>> BEGIN Available records

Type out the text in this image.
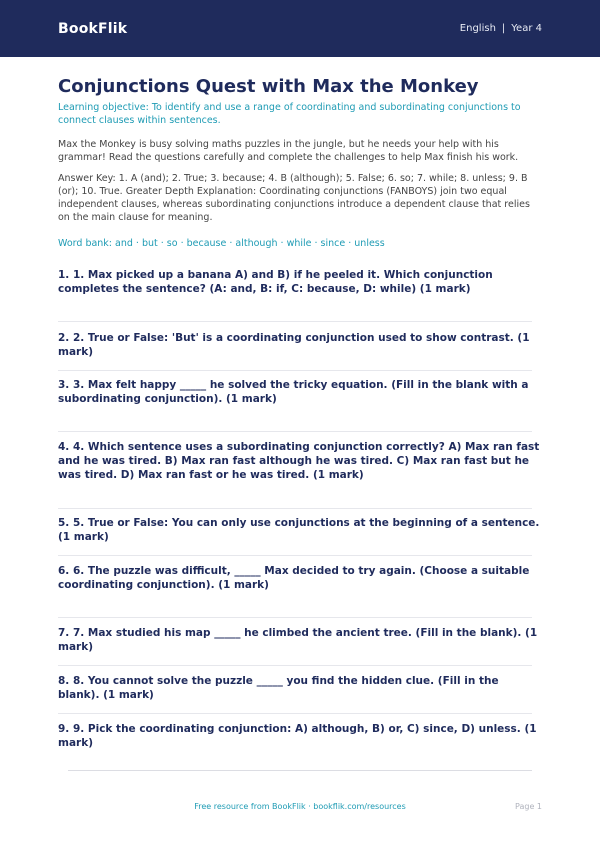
BookFlik	English | Year 4
Conjunctions Quest with Max the Monkey
Learning objective: To identify and use a range of coordinating and subordinating conjunctions to connect clauses within sentences.
Max the Monkey is busy solving maths puzzles in the jungle, but he needs your help with his grammar! Read the questions carefully and complete the challenges to help Max finish his work.
Answer Key: 1. A (and); 2. True; 3. because; 4. B (although); 5. False; 6. so; 7. while; 8. unless; 9. B (or); 10. True. Greater Depth Explanation: Coordinating conjunctions (FANBOYS) join two equal independent clauses, whereas subordinating conjunctions introduce a dependent clause that relies on the main clause for meaning.
Word bank: and · but · so · because · although · while · since · unless
1. 1. Max picked up a banana A) and B) if he peeled it. Which conjunction completes the sentence? (A: and, B: if, C: because, D: while) (1 mark)
2. 2. True or False: 'But' is a coordinating conjunction used to show contrast. (1 mark)
3. 3. Max felt happy _____ he solved the tricky equation. (Fill in the blank with a subordinating conjunction). (1 mark)
4. 4. Which sentence uses a subordinating conjunction correctly? A) Max ran fast and he was tired. B) Max ran fast although he was tired. C) Max ran fast but he was tired. D) Max ran fast or he was tired. (1 mark)
5. 5. True or False: You can only use conjunctions at the beginning of a sentence. (1 mark)
6. 6. The puzzle was difficult, _____ Max decided to try again. (Choose a suitable coordinating conjunction). (1 mark)
7. 7. Max studied his map _____ he climbed the ancient tree. (Fill in the blank). (1 mark)
8. 8. You cannot solve the puzzle _____ you find the hidden clue. (Fill in the blank). (1 mark)
9. 9. Pick the coordinating conjunction: A) although, B) or, C) since, D) unless. (1 mark)
Free resource from BookFlik · bookflik.com/resources	Page 1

>> END Available records

*Exercise directions*.
For the listing above, identify each line bearing "BookFlik".

*Output below*.
BookFlik	English | Year 4
Free resource from BookFlik · bookflik.com/resources	Page 1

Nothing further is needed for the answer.